Do this
Would you set down every entry shown below, precisely as written?

* Begin *

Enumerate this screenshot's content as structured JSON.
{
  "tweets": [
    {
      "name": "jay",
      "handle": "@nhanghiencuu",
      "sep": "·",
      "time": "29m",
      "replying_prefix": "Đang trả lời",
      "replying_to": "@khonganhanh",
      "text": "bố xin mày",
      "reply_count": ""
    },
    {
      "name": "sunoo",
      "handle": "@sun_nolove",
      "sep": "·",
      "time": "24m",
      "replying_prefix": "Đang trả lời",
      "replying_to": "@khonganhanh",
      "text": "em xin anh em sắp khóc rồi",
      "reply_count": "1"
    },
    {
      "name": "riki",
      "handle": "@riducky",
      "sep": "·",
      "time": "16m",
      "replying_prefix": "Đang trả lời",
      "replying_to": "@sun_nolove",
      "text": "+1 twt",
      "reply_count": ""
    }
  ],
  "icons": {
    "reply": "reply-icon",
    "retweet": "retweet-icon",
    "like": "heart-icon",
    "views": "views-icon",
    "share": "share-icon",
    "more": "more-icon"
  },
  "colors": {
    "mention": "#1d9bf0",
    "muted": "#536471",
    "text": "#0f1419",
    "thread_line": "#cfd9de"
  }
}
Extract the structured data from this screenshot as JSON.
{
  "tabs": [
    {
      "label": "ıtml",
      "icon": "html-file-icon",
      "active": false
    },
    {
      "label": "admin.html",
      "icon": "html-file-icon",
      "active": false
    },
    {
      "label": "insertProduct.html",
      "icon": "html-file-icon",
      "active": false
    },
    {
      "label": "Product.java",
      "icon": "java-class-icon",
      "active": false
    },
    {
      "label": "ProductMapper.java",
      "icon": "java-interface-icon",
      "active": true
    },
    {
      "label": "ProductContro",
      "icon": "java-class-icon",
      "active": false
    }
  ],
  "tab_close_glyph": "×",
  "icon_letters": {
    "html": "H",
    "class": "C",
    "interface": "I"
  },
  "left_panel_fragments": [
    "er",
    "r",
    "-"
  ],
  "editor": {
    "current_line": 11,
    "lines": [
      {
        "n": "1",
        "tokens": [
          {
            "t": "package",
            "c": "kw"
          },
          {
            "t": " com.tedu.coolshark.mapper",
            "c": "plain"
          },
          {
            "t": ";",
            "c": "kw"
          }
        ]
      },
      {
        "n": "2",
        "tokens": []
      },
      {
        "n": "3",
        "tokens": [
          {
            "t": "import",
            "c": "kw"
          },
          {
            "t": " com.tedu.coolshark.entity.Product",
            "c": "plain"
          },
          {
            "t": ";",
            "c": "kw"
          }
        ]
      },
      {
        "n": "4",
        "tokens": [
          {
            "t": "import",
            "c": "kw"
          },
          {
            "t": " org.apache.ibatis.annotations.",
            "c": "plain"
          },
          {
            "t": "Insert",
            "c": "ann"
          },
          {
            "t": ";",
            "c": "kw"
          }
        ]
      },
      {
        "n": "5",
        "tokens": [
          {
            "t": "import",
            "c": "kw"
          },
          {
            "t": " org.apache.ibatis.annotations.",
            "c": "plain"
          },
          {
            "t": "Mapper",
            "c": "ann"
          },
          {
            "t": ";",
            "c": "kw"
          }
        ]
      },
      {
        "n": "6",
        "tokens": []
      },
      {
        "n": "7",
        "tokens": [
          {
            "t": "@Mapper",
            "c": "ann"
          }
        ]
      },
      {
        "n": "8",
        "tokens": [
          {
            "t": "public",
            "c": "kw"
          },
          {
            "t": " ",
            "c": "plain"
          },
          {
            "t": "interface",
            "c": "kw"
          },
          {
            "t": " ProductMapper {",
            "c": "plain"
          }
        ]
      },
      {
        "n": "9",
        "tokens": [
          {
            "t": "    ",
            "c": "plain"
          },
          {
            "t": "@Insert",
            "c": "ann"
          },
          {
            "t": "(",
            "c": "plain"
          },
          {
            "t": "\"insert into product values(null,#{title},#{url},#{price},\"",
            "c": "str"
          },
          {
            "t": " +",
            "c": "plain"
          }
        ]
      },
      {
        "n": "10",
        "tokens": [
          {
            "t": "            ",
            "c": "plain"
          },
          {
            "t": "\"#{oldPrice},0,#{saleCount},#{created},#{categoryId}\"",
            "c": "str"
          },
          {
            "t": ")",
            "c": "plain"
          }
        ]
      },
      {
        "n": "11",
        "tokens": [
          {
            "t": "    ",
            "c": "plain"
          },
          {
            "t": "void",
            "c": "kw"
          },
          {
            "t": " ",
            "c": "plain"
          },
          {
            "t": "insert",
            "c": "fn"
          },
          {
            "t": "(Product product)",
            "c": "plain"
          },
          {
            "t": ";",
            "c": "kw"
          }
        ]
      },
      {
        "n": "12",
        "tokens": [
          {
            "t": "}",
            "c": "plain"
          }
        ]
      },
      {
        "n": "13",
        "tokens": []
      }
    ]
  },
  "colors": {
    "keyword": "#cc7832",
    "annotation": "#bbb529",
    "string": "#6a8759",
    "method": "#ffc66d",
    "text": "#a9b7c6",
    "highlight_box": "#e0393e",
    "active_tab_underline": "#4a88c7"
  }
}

* End *

The solution
Enumerate this screenshot's content as structured JSON.
{
  "tweets": [
    {
      "name": "jay",
      "handle": "@nhanghiencuu",
      "sep": "·",
      "time": "29m",
      "replying_prefix": "Đang trả lời",
      "replying_to": "@khonganhanh",
      "text": "bố xin mày",
      "reply_count": ""
    },
    {
      "name": "sunoo",
      "handle": "@sun_nolove",
      "sep": "·",
      "time": "24m",
      "replying_prefix": "Đang trả lời",
      "replying_to": "@khonganhanh",
      "text": "em xin anh em sắp khóc rồi",
      "reply_count": "1"
    },
    {
      "name": "riki",
      "handle": "@riducky",
      "sep": "·",
      "time": "16m",
      "replying_prefix": "Đang trả lời",
      "replying_to": "@sun_nolove",
      "text": "+1 twt",
      "reply_count": ""
    }
  ],
  "icons": {
    "reply": "reply-icon",
    "retweet": "retweet-icon",
    "like": "heart-icon",
    "views": "views-icon",
    "share": "share-icon",
    "more": "more-icon"
  },
  "colors": {
    "mention": "#1d9bf0",
    "muted": "#536471",
    "text": "#0f1419",
    "thread_line": "#cfd9de"
  }
}
Extract the structured data from this screenshot as JSON.
{
  "tabs": [
    {
      "label": "ıtml",
      "icon": "html-file-icon",
      "active": false
    },
    {
      "label": "admin.html",
      "icon": "html-file-icon",
      "active": false
    },
    {
      "label": "insertProduct.html",
      "icon": "html-file-icon",
      "active": false
    },
    {
      "label": "Product.java",
      "icon": "java-class-icon",
      "active": false
    },
    {
      "label": "ProductMapper.java",
      "icon": "java-interface-icon",
      "active": true
    },
    {
      "label": "ProductContro",
      "icon": "java-class-icon",
      "active": false
    }
  ],
  "tab_close_glyph": "×",
  "icon_letters": {
    "html": "H",
    "class": "C",
    "interface": "I"
  },
  "left_panel_fragments": [
    "er",
    "r",
    "-"
  ],
  "editor": {
    "current_line": 11,
    "lines": [
      {
        "n": "1",
        "tokens": [
          {
            "t": "package",
            "c": "kw"
          },
          {
            "t": " com.tedu.coolshark.mapper",
            "c": "plain"
          },
          {
            "t": ";",
            "c": "kw"
          }
        ]
      },
      {
        "n": "2",
        "tokens": []
      },
      {
        "n": "3",
        "tokens": [
          {
            "t": "import",
            "c": "kw"
          },
          {
            "t": " com.tedu.coolshark.entity.Product",
            "c": "plain"
          },
          {
            "t": ";",
            "c": "kw"
          }
        ]
      },
      {
        "n": "4",
        "tokens": [
          {
            "t": "import",
            "c": "kw"
          },
          {
            "t": " org.apache.ibatis.annotations.",
            "c": "plain"
          },
          {
            "t": "Insert",
            "c": "ann"
          },
          {
            "t": ";",
            "c": "kw"
          }
        ]
      },
      {
        "n": "5",
        "tokens": [
          {
            "t": "import",
            "c": "kw"
          },
          {
            "t": " org.apache.ibatis.annotations.",
            "c": "plain"
          },
          {
            "t": "Mapper",
            "c": "ann"
          },
          {
            "t": ";",
            "c": "kw"
          }
        ]
      },
      {
        "n": "6",
        "tokens": []
      },
      {
        "n": "7",
        "tokens": [
          {
            "t": "@Mapper",
            "c": "ann"
          }
        ]
      },
      {
        "n": "8",
        "tokens": [
          {
            "t": "public",
            "c": "kw"
          },
          {
            "t": " ",
            "c": "plain"
          },
          {
            "t": "interface",
            "c": "kw"
          },
          {
            "t": " ProductMapper {",
            "c": "plain"
          }
        ]
      },
      {
        "n": "9",
        "tokens": [
          {
            "t": "    ",
            "c": "plain"
          },
          {
            "t": "@Insert",
            "c": "ann"
          },
          {
            "t": "(",
            "c": "plain"
          },
          {
            "t": "\"insert into product values(null,#{title},#{url},#{price},\"",
            "c": "str"
          },
          {
            "t": " +",
            "c": "plain"
          }
        ]
      },
      {
        "n": "10",
        "tokens": [
          {
            "t": "            ",
            "c": "plain"
          },
          {
            "t": "\"#{oldPrice},0,#{saleCount},#{created},#{categoryId}\"",
            "c": "str"
          },
          {
            "t": ")",
            "c": "plain"
          }
        ]
      },
      {
        "n": "11",
        "tokens": [
          {
            "t": "    ",
            "c": "plain"
          },
          {
            "t": "void",
            "c": "kw"
          },
          {
            "t": " ",
            "c": "plain"
          },
          {
            "t": "insert",
            "c": "fn"
          },
          {
            "t": "(Product product)",
            "c": "plain"
          },
          {
            "t": ";",
            "c": "kw"
          }
        ]
      },
      {
        "n": "12",
        "tokens": [
          {
            "t": "}",
            "c": "plain"
          }
        ]
      },
      {
        "n": "13",
        "tokens": []
      }
    ]
  },
  "colors": {
    "keyword": "#cc7832",
    "annotation": "#bbb529",
    "string": "#6a8759",
    "method": "#ffc66d",
    "text": "#a9b7c6",
    "highlight_box": "#e0393e",
    "active_tab_underline": "#4a88c7"
  }
}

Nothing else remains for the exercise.